======== PAGE EXCERPT

You've put a kink in the blade, probably on the weld, there should only be one weld though. I did this exact same thing a month or so ago. but I carried on using the blade until it broke a couple of weeks later, I just didn't cut quite as close to account for the extra kerf that's created by the kink. When it breaks, you will probably find that it breaks on the weld too, that's always the weak spot.

If you run in to trouble and have to back out, it's best to put a wedge in at the end to keep the gap open for the blade. I find headstock breakangle offcuts are perfect for this, used one to wedge my maple top while I was book-matching it last night actually. May be of interest, the blade I've got on my bandsaw at the moment is an axeminster "back-toothed" blade, it's awesome at going around corners and if you need to backup, it will just back out like a knife in butter, you just have to make sure that you're cutting on the right side of your line on the way back.

An assumption I've been making lately.. The more timber pinches when resawing, the more tension there is in the board and the more likely you are to see some movement, especially in your neck blank 😮 Give it a good few days to do what it's going to do.

only had this bandsaw for 6mos so... I guess this is the price of learning.  next time I'll be a lot more gentle with it altho I was pretty gentle.  I used a chisel to separate the cut a bit after I figured out that I should do that... admittedly I was just trying to work it back and forth before that and I think that is where I went wrong.

================

_STATED PROBLEM 1:_
Decide whether each statement agrees with the bandsaw discussion, and answer yes or no, quoting the words from it that settle the matter. (a) A bandsaw blade should have two welds. (b) Headstock break-angle offcuts make good wedges for holding a cut open. (c) The last writer has owned the bandsaw for a year.

======== EXTRACTED MATERIAL

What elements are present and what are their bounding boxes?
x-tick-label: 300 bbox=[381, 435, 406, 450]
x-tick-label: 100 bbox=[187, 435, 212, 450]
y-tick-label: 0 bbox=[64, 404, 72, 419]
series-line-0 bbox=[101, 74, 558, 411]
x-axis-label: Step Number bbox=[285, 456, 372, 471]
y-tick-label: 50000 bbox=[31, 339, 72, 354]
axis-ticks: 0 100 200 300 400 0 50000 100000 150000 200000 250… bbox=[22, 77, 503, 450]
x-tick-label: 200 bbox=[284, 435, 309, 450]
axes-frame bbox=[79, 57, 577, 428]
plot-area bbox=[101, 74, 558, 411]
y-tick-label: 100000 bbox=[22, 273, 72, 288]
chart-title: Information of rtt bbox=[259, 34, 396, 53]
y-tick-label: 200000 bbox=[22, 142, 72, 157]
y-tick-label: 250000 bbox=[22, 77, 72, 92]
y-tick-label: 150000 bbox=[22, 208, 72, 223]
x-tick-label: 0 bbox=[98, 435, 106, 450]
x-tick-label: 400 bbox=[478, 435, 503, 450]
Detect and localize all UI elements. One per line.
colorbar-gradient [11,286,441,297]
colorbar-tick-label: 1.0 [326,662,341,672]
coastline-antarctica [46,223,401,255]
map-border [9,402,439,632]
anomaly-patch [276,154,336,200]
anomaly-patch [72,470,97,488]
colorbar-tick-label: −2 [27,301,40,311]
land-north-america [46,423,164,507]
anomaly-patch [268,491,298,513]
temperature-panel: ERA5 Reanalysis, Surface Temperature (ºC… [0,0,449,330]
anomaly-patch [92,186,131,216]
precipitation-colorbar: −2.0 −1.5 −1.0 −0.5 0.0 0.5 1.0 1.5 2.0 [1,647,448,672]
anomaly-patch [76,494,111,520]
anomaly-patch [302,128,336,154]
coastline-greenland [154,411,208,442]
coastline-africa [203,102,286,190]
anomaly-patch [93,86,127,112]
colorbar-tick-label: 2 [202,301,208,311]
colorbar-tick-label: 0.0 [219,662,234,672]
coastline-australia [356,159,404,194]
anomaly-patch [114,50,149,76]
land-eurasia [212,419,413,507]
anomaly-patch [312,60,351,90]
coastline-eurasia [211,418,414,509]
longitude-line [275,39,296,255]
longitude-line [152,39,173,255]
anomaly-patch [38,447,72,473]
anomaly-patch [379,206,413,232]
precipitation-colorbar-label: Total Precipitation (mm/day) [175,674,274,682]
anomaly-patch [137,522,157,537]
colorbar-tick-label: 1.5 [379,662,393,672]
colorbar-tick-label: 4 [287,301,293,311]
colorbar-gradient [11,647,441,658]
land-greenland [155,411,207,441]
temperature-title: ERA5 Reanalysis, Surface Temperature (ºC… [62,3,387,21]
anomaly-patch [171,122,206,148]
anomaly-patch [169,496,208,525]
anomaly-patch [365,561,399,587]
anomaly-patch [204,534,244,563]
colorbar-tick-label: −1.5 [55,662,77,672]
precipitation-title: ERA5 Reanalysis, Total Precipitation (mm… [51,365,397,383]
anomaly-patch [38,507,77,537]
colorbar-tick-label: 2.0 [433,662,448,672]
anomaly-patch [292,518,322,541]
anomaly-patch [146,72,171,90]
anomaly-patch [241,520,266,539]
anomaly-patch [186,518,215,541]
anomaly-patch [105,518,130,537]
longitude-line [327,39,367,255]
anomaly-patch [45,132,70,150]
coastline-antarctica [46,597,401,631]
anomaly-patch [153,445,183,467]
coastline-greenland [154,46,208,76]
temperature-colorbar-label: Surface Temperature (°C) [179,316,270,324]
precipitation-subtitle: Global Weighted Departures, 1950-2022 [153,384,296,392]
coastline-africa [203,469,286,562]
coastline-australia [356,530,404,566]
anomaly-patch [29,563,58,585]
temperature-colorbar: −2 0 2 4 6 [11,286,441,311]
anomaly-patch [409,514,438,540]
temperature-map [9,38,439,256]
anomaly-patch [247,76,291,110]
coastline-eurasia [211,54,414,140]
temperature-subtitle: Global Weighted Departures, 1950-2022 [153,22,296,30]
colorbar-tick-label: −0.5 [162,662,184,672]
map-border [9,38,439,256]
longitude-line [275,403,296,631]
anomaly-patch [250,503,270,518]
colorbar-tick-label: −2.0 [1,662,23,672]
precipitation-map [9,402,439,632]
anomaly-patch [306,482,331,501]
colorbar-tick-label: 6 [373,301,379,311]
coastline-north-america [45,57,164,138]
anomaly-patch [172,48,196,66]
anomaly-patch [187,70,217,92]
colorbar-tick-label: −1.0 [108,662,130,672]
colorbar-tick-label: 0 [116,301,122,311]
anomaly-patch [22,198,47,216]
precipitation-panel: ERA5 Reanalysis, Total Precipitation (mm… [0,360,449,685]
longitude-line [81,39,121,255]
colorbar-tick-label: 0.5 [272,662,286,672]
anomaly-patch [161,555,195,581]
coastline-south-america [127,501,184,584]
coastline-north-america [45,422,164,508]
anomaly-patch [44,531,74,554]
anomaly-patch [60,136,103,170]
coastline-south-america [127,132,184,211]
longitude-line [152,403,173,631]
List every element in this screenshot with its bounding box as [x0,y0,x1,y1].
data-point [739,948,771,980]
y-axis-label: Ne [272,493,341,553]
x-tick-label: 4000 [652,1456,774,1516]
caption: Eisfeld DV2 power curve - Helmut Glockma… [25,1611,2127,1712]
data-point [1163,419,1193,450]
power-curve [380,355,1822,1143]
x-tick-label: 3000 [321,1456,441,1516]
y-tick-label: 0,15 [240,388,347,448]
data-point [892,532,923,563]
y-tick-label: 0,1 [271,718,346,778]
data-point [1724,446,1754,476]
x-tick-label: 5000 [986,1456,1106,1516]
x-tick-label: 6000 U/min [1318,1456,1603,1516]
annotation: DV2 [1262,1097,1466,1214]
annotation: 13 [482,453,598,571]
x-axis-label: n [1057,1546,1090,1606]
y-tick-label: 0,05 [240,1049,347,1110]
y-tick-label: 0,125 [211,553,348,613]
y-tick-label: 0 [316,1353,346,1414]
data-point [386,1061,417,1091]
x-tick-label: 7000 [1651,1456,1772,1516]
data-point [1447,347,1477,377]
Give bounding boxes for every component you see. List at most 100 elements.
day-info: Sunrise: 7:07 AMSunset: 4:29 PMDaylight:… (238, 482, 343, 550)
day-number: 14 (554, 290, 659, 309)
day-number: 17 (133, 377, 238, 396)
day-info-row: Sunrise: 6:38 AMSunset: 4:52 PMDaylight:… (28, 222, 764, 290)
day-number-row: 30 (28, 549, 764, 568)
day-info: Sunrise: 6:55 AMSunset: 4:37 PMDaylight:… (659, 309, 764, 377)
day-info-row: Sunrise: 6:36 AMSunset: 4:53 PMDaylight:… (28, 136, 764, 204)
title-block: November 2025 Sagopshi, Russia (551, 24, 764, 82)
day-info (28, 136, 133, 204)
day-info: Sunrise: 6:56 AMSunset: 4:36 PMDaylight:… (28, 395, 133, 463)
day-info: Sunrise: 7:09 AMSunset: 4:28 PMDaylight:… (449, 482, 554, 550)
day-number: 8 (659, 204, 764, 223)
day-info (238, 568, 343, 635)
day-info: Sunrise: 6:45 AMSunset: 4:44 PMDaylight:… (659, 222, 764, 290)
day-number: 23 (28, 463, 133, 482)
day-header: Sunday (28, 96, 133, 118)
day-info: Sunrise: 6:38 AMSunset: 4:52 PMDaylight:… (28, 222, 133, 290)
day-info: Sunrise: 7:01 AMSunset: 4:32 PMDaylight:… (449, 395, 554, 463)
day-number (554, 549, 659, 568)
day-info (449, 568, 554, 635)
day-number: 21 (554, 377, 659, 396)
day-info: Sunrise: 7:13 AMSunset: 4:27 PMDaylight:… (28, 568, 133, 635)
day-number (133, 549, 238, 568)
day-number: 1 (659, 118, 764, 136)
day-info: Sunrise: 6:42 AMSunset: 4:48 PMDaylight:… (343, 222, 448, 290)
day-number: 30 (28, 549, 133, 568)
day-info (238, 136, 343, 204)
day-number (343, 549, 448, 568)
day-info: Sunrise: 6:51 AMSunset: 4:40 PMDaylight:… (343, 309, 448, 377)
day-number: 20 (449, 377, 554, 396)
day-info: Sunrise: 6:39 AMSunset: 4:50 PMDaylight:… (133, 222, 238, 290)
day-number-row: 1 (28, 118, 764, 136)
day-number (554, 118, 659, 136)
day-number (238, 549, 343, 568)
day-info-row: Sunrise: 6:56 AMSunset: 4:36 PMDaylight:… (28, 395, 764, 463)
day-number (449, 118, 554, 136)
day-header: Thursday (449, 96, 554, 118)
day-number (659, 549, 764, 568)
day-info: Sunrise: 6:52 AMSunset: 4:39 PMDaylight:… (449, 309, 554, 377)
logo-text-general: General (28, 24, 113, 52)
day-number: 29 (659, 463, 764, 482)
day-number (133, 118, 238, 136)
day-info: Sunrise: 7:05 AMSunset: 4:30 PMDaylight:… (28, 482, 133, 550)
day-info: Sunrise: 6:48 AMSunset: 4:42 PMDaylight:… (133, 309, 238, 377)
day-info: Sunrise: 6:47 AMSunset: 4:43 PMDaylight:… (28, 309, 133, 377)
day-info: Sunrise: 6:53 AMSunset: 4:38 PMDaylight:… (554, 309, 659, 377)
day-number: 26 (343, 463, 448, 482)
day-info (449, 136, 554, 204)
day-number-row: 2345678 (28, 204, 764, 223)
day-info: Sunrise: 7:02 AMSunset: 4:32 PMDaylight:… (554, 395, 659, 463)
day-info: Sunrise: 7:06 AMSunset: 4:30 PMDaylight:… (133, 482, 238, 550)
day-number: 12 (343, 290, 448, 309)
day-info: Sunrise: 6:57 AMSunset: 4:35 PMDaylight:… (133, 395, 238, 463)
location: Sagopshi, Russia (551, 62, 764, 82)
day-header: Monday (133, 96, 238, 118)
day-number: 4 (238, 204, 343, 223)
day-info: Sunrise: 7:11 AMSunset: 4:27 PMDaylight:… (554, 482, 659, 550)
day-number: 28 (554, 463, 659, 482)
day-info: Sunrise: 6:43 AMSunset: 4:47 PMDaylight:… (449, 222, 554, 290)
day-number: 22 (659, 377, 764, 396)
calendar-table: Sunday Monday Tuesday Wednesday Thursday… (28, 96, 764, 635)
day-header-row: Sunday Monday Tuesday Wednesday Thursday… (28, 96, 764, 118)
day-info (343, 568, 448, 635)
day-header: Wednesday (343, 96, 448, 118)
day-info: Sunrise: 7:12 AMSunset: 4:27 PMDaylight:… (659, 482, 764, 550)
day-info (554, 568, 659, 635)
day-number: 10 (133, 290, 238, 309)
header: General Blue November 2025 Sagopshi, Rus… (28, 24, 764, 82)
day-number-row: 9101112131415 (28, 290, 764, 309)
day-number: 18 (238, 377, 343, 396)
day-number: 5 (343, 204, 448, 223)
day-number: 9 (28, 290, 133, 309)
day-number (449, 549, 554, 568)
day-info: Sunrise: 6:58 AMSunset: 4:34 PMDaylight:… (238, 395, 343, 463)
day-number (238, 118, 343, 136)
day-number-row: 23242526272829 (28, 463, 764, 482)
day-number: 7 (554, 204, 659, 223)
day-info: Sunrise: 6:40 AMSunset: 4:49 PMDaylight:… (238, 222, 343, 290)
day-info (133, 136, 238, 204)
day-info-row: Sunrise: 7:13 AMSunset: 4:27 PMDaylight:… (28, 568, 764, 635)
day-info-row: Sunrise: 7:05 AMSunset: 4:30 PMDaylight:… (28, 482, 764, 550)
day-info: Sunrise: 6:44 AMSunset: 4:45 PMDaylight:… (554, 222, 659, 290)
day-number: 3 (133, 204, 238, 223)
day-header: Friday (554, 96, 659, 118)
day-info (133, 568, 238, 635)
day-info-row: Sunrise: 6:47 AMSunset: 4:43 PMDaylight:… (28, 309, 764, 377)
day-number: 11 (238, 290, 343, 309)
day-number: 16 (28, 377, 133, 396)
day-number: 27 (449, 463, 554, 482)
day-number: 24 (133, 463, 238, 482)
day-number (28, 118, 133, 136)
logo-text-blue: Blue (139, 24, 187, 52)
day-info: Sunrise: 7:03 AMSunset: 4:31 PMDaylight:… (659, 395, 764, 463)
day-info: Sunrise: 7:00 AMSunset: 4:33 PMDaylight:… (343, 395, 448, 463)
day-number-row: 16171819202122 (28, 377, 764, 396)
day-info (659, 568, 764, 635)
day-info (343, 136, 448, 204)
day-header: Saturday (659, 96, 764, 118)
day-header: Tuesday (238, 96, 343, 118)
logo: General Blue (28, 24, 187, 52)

================

_STATED PROBLEM 2:_
Write out the records word for word, starting at their first line and stopping after the line that contains "chart-title: Information of".

_RIGHT ANSWER 1:_
(a) No: "there should only be one weld though"
(b) Yes: "I find headstock breakangle offcuts are perfect for this"
(c) No: "only had this bandsaw for 6mos"

_RIGHT ANSWER 2:_
What elements are present and what are their bounding boxes?
x-tick-label: 300 bbox=[381, 435, 406, 450]
x-tick-label: 100 bbox=[187, 435, 212, 450]
y-tick-label: 0 bbox=[64, 404, 72, 419]
series-line-0 bbox=[101, 74, 558, 411]
x-axis-label: Step Number bbox=[285, 456, 372, 471]
y-tick-label: 50000 bbox=[31, 339, 72, 354]
axis-ticks: 0 100 200 300 400 0 50000 100000 150000 200000 250… bbox=[22, 77, 503, 450]
x-tick-label: 200 bbox=[284, 435, 309, 450]
axes-frame bbox=[79, 57, 577, 428]
plot-area bbox=[101, 74, 558, 411]
y-tick-label: 100000 bbox=[22, 273, 72, 288]
chart-title: Information of rtt bbox=[259, 34, 396, 53]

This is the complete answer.